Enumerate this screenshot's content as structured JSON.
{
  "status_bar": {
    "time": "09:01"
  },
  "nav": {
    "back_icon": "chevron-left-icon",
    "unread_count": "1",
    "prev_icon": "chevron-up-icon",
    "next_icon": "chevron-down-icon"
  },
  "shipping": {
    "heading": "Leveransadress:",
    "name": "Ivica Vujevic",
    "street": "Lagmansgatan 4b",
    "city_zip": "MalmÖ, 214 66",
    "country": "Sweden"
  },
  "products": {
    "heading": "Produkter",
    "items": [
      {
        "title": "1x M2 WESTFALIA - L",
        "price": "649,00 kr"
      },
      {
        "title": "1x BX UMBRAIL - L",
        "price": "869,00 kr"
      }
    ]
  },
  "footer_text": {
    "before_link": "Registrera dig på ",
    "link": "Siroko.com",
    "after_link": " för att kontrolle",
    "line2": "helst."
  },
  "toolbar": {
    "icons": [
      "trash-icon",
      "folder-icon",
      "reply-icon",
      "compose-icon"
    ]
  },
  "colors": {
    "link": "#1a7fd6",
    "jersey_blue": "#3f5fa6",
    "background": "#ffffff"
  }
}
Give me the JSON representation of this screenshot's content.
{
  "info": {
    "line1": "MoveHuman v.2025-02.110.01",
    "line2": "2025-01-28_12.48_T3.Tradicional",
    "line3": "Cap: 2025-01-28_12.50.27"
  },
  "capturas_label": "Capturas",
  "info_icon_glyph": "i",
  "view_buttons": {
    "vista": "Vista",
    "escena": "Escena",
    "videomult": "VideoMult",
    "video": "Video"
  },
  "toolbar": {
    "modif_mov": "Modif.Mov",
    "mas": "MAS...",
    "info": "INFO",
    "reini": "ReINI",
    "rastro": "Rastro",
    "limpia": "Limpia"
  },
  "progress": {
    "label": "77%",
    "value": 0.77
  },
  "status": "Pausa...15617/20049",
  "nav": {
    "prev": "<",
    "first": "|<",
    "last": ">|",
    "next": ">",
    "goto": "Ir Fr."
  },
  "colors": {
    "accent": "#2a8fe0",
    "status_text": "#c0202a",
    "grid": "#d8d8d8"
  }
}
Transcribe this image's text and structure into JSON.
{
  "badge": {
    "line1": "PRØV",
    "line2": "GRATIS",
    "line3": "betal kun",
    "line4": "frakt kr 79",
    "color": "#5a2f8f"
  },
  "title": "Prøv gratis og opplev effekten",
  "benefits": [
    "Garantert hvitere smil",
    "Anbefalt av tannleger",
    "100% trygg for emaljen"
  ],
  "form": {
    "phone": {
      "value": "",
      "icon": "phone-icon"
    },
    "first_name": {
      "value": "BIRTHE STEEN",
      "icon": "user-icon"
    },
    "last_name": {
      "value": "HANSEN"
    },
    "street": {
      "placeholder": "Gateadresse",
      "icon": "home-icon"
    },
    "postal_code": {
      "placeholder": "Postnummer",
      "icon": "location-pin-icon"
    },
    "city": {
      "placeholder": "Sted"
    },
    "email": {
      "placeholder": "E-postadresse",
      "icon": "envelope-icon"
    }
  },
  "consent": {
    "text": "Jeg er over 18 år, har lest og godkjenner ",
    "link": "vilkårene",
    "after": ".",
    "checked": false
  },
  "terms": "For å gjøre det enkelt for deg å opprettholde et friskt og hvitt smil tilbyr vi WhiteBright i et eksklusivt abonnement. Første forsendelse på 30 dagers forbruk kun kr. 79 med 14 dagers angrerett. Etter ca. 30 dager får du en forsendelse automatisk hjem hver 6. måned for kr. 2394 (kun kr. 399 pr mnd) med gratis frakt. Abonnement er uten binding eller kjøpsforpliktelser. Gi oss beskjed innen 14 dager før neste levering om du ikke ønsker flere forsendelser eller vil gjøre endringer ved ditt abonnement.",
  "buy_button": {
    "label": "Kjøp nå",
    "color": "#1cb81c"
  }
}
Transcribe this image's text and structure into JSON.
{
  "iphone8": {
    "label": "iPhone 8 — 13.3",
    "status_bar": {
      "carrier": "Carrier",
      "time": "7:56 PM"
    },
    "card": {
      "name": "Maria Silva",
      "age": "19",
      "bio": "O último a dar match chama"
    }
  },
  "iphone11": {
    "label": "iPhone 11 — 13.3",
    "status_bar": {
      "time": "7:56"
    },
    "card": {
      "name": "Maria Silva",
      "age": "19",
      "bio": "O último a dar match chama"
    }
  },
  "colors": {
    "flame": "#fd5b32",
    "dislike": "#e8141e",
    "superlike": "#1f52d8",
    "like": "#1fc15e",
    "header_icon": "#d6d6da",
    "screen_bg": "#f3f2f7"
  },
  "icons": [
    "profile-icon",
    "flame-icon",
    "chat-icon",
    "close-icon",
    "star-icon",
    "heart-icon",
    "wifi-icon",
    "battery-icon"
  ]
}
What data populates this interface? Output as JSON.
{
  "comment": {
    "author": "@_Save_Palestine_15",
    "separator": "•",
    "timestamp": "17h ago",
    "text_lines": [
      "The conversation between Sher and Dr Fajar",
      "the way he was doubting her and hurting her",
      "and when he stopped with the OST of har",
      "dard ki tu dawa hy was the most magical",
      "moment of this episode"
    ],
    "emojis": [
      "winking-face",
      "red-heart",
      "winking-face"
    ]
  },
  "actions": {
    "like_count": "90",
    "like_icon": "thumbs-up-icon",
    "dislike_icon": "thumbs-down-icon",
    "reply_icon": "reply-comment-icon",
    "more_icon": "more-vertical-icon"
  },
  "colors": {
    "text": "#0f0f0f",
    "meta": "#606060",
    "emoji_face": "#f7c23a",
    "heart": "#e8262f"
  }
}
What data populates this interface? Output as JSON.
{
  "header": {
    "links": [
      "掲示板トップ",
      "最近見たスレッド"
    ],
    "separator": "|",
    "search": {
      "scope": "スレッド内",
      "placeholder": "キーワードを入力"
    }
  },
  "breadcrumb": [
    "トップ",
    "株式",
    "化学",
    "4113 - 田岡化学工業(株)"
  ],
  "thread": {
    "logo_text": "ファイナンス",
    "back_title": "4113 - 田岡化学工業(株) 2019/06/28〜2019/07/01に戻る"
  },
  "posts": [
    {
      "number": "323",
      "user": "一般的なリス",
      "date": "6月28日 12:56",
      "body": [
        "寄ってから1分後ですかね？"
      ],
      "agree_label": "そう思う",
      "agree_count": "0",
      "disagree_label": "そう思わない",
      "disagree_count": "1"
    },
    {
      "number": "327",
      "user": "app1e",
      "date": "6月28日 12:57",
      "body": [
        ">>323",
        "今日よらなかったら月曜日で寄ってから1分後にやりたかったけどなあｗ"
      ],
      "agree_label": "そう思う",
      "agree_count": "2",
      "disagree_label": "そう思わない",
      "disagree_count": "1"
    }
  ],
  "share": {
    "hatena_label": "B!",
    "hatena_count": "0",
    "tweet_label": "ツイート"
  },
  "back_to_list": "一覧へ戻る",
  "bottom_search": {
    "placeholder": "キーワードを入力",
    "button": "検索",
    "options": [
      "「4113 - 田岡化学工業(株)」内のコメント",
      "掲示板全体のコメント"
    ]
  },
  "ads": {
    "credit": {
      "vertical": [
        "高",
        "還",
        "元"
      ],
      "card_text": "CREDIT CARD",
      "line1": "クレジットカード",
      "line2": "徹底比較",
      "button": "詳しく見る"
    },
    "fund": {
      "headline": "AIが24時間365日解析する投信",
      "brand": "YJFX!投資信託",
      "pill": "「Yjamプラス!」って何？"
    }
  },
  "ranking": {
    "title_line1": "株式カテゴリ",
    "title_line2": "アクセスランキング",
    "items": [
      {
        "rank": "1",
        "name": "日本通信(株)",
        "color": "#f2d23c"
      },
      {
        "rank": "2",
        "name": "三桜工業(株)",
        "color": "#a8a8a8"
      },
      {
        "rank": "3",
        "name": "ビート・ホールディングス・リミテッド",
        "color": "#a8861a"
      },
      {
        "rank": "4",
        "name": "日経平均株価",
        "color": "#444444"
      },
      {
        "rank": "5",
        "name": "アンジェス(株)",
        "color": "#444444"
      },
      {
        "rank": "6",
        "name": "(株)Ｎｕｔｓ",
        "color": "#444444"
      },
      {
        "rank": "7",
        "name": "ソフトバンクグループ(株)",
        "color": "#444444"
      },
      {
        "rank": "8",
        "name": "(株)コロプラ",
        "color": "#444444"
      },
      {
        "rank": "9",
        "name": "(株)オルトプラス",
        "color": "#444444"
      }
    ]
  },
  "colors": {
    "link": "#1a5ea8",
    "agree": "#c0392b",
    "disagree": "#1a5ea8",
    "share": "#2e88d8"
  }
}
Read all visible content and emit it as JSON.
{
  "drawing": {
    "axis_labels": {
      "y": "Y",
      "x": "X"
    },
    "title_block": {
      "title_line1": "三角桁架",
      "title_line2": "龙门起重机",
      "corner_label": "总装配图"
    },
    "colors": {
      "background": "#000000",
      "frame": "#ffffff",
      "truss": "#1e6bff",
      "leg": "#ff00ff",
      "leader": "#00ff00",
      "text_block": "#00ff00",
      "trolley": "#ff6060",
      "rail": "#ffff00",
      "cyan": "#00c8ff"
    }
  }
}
....
From the line containing "Read all visible content and emit it as JSON." to the last line of the material, please quote every line exactly and only those.

**Output below**
Read all visible content and emit it as JSON.
{
  "drawing": {
    "axis_labels": {
      "y": "Y",
      "x": "X"
    },
    "title_block": {
      "title_line1": "三角桁架",
      "title_line2": "龙门起重机",
      "corner_label": "总装配图"
    },
    "colors": {
      "background": "#000000",
      "frame": "#ffffff",
      "truss": "#1e6bff",
      "leg": "#ff00ff",
      "leader": "#00ff00",
      "text_block": "#00ff00",
      "trolley": "#ff6060",
      "rail": "#ffff00",
      "cyan": "#00c8ff"
    }
  }
}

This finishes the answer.